== TEKS TERSEDIA ==

Beragam Manfaat Kala Perempuan Peroleh Akses Energi Terbarukan

 

 

Kala perempuan punya akses luas terhadap energi baru terbarukan, tak hanya meringankan pekerjaan juga lebih produktif dan menguntungkan secara ekonomi.

Seperti dirasakan Seni Rolita Hanada, perempuan asal Waingapu, Sumba, Nusa Tenggara Timur, setiap hari harus bekerja di ladang dari pagi hingga petang. Ibu tujuh anak ini, memasak pakai minyak tanah dan kayu bakar sambil mengurus anak dan kedai kecil menjual berbagai hasil olahan tani dan hasil kebun mereka.

Dua tahun lalu, Mama Seni sapaan akrabnya, berkenalan dengan teknologi kotoran sapi dan babi jadi sumber bahan bakar untuk memasak alias energi biogas.

===
== DATA TERSEDIA ==

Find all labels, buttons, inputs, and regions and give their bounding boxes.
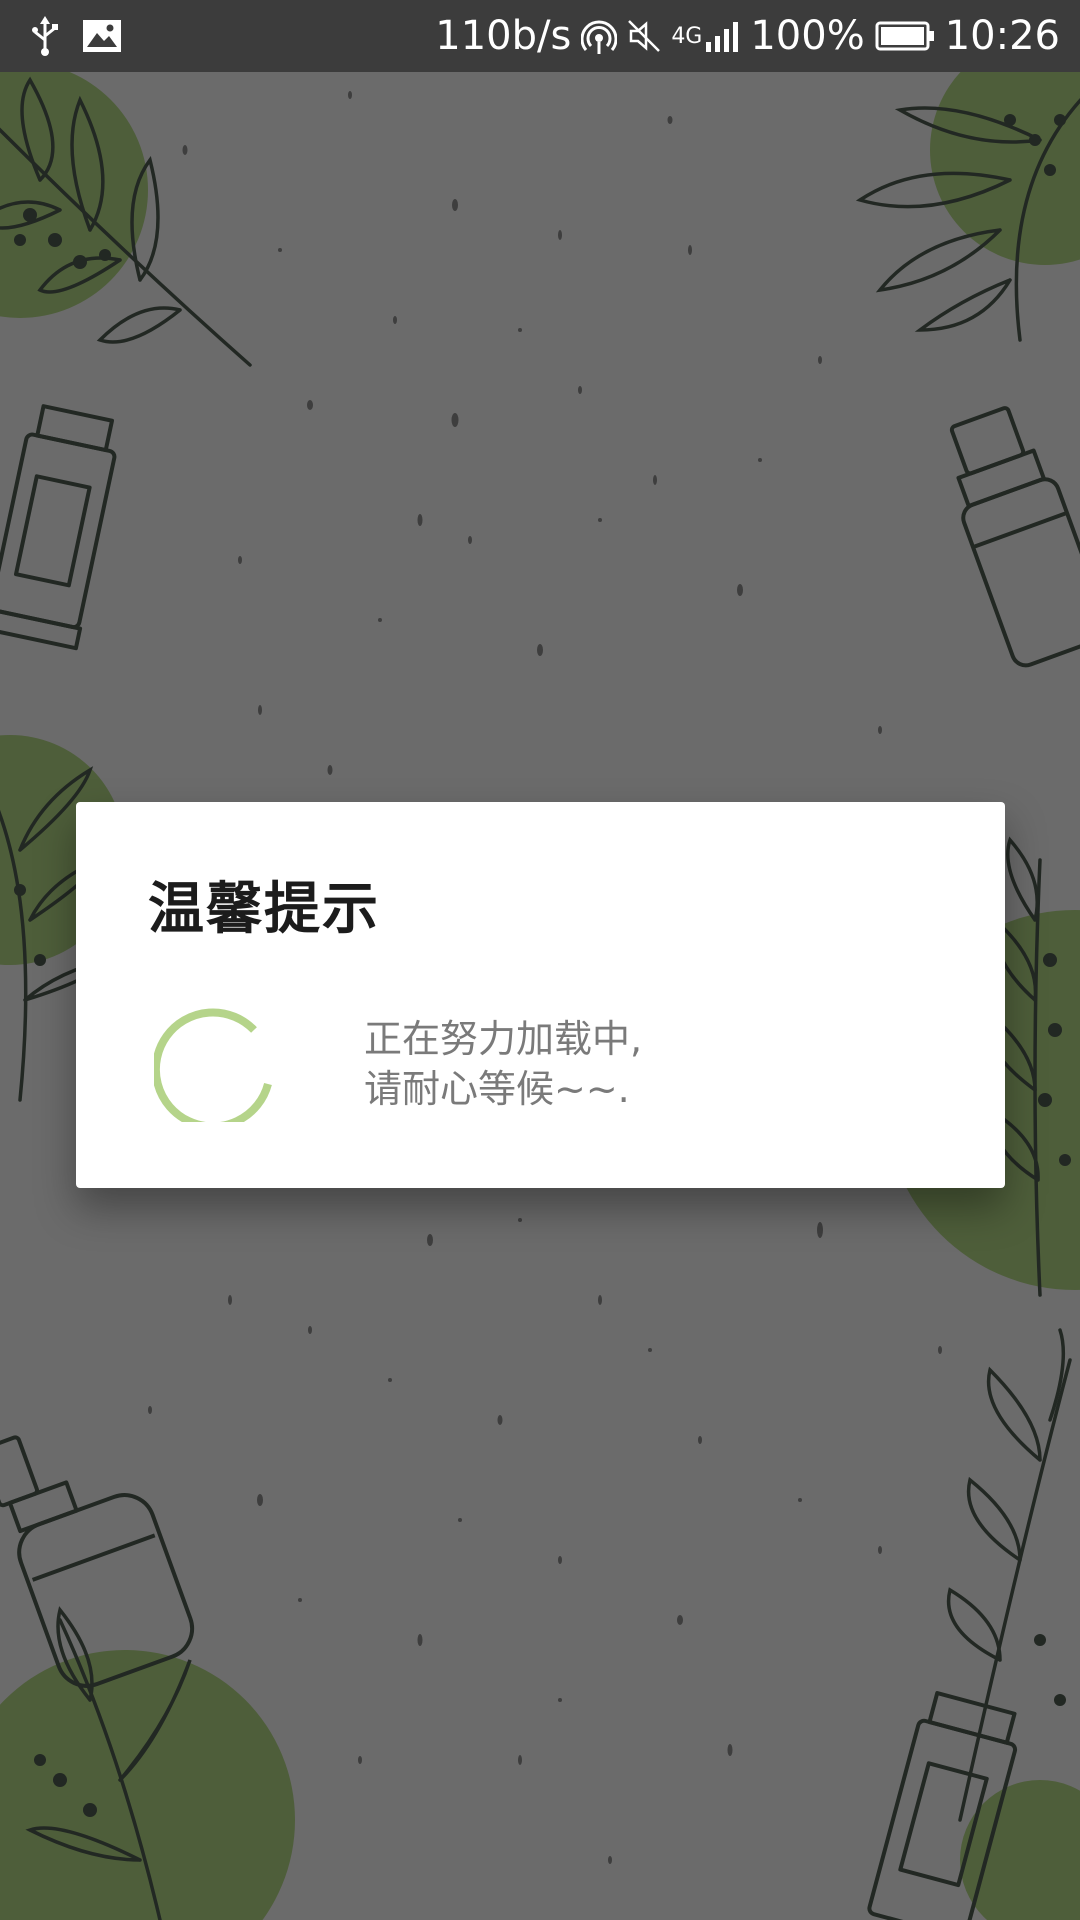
loading-dialog: 温馨提示 正在努力加载中, 请耐心等候~~. [76, 802, 1005, 1188]
green-blob-bottom-left [0, 1650, 295, 1920]
network-type: 4G [671, 23, 703, 49]
loading-spinner-icon [151, 998, 278, 1131]
mute-icon [627, 19, 661, 53]
dialog-message: 正在努力加载中, 请耐心等候~~. [364, 1014, 642, 1114]
battery-icon [875, 20, 935, 52]
status-bar-left [30, 14, 122, 58]
usb-icon [30, 16, 60, 56]
message-line-2: 请耐心等候~~. [364, 1067, 630, 1111]
image-icon [82, 19, 122, 53]
loading-screen: 110b/s 4G 100% 10:26 温馨提示 正在努力加载中, 请耐心等候… [0, 0, 1080, 1920]
message-line-1: 正在努力加载中, [364, 1017, 643, 1061]
green-blob-top-right [930, 72, 1080, 265]
clock: 10:26 [944, 13, 1060, 59]
network-speed: 110b/s [435, 13, 572, 59]
battery-percent: 100% [750, 13, 865, 59]
status-bar-right: 110b/s 4G 100% 10:26 [435, 13, 1060, 59]
green-blob-bottom-right [960, 1780, 1080, 1920]
status-bar: 110b/s 4G 100% 10:26 [0, 0, 1080, 72]
hotspot-icon [581, 18, 618, 54]
signal-icon [706, 20, 740, 52]
dialog-title: 温馨提示 [148, 877, 380, 942]
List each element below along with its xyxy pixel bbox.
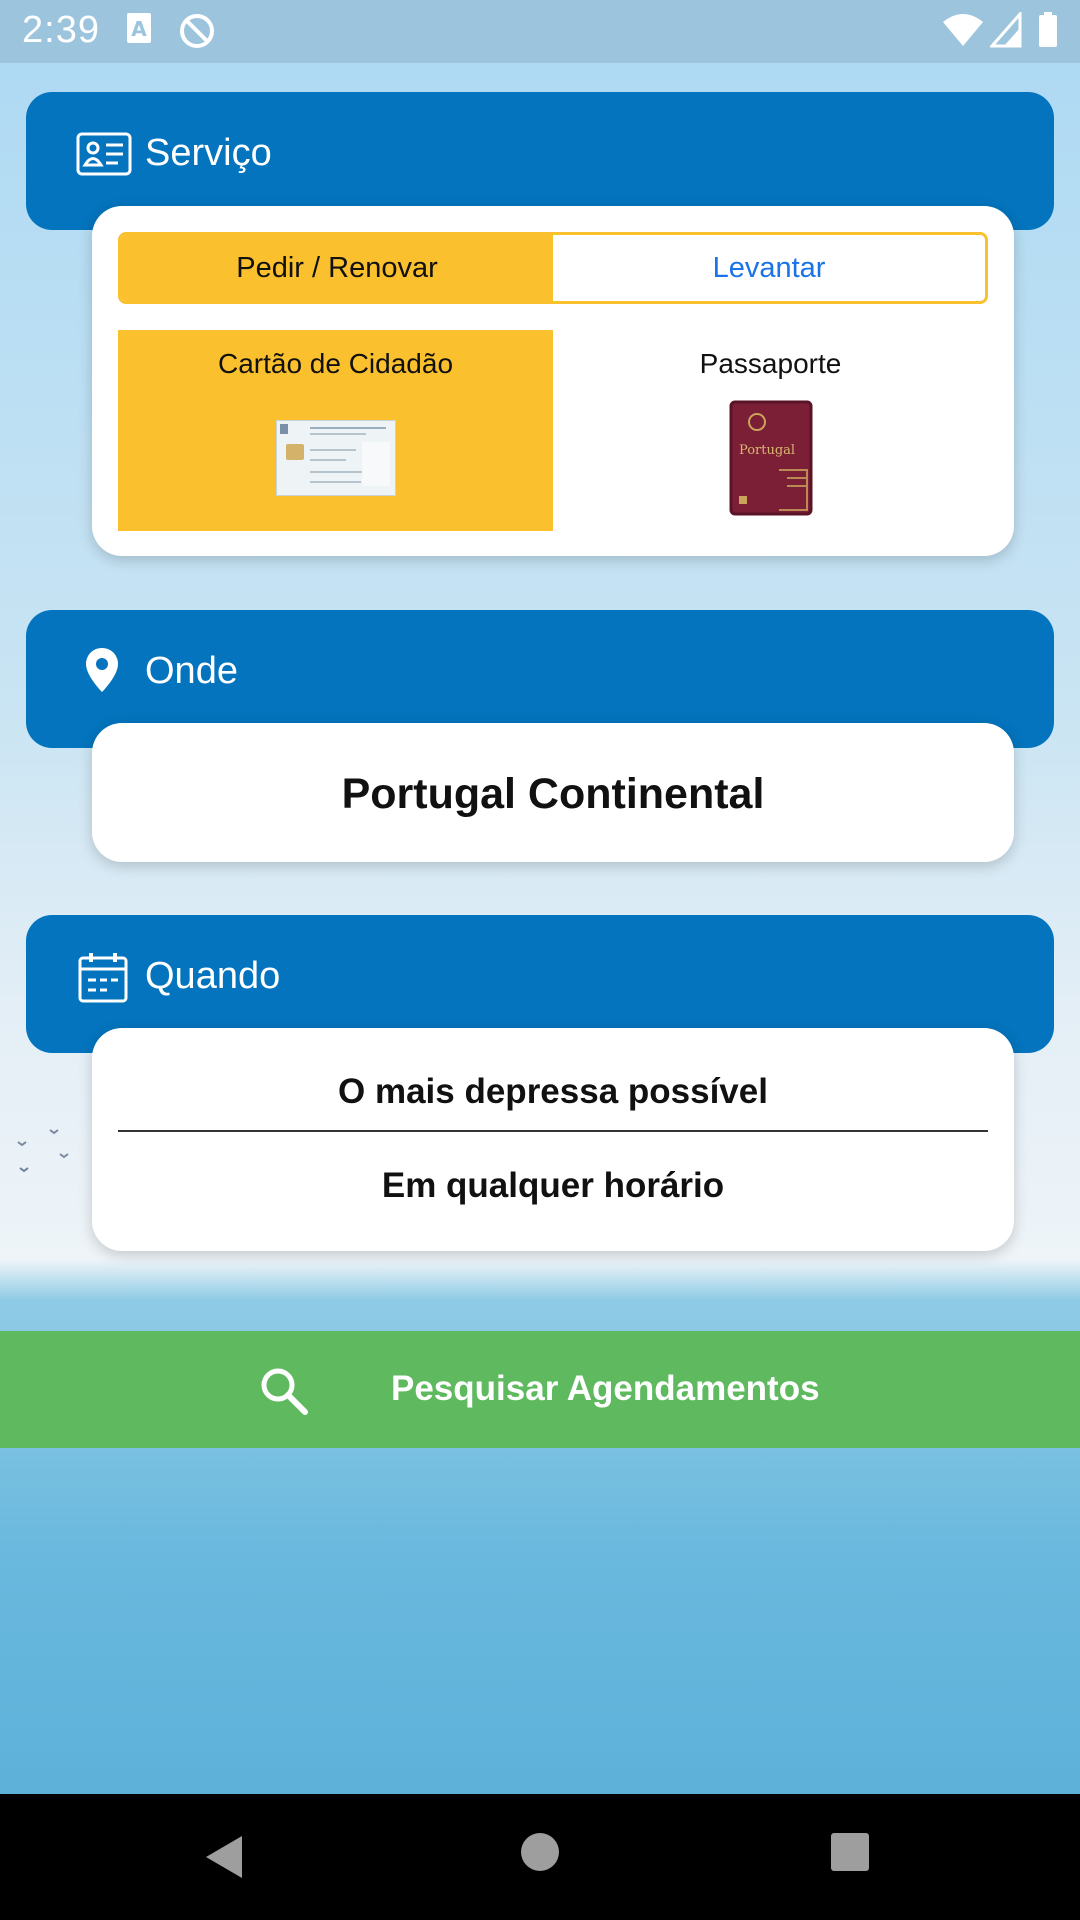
search-appointments-button[interactable]: Pesquisar Agendamentos bbox=[0, 1331, 1080, 1448]
birds-decoration bbox=[0, 1120, 80, 1185]
navigation-bar bbox=[0, 1794, 1080, 1920]
id-card-icon bbox=[76, 132, 132, 181]
svg-text:A: A bbox=[131, 17, 147, 41]
quando-option-any-time[interactable]: Em qualquer horário bbox=[92, 1166, 1014, 1206]
text-a-icon: A bbox=[126, 12, 152, 49]
document-option-passaporte[interactable]: Passaporte Portugal bbox=[553, 330, 988, 531]
segment-pedir-renovar[interactable]: Pedir / Renovar bbox=[121, 235, 553, 301]
citizen-card-image bbox=[275, 419, 397, 501]
calendar-icon bbox=[78, 951, 128, 1008]
service-type-segmented-control: Pedir / Renovar Levantar bbox=[118, 232, 988, 304]
quando-option-asap[interactable]: O mais depressa possível bbox=[92, 1072, 1014, 1112]
location-pin-icon bbox=[84, 646, 120, 699]
status-bar: 2:39 A bbox=[0, 0, 1080, 63]
search-appointments-label: Pesquisar Agendamentos bbox=[391, 1369, 820, 1408]
servico-title: Serviço bbox=[145, 132, 272, 174]
document-label-cartao-cidadao: Cartão de Cidadão bbox=[217, 348, 454, 379]
location-value[interactable]: Portugal Continental bbox=[92, 770, 1014, 819]
segment-levantar[interactable]: Levantar bbox=[553, 235, 985, 301]
quando-title: Quando bbox=[145, 955, 281, 997]
status-time: 2:39 bbox=[22, 9, 100, 51]
passport-image: Portugal bbox=[729, 400, 813, 521]
quando-divider bbox=[118, 1130, 988, 1132]
search-icon bbox=[258, 1365, 310, 1422]
servico-card: Pedir / Renovar Levantar Cartão de Cidad… bbox=[92, 206, 1014, 556]
passport-cover-text: Portugal bbox=[739, 443, 795, 458]
home-icon[interactable] bbox=[520, 1832, 560, 1877]
wifi-icon bbox=[942, 12, 984, 53]
battery-icon bbox=[1038, 12, 1058, 53]
onde-title: Onde bbox=[145, 650, 238, 692]
document-label-passaporte: Passaporte bbox=[699, 348, 842, 379]
document-option-cartao-cidadao[interactable]: Cartão de Cidadão bbox=[118, 330, 553, 531]
signal-icon bbox=[988, 10, 1022, 53]
sync-blocked-icon bbox=[178, 12, 216, 55]
back-icon[interactable] bbox=[202, 1832, 246, 1887]
onde-card[interactable]: Portugal Continental bbox=[92, 723, 1014, 862]
recents-icon[interactable] bbox=[830, 1832, 870, 1877]
quando-card: O mais depressa possível Em qualquer hor… bbox=[92, 1028, 1014, 1251]
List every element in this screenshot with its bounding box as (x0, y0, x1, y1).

===

▶ [RUMUSAN SOAL A]:
Kumpulkan setiap baris yang memuat string "network", dengan membedakan huruf besar dan kecil.
▶ [RUMUSAN SOAL B]:
Lanjutkan teks tentang manfaat energi terbarukan bagi perempuan mulai dari setelah kalimat terakhirnya.

▶ [JAWABAN SOAL A]:
network-type: 4G [671, 23, 703, 49]
network-speed: 110b/s [435, 13, 572, 59]

▶ [JAWABAN SOAL B]:
Biogas dibangun dari campuran kotoran dan air bercampur dalam inlet atau tangki pencampur– mengalir melalui saluran pipa menuju sebuah kubah. Campuran ini menghasilkan gas setelah melalui proses pencernaan di dalam reaktor, ditampung pada ruang penampung gas.

Kotoran yang berfermentasi dialirkan keluar kubah menuju outlet dan menyisakan ampas, disebut bioslurry. Gas dalam kubah mengalir ke dapur melalui pipa, untuk memasak.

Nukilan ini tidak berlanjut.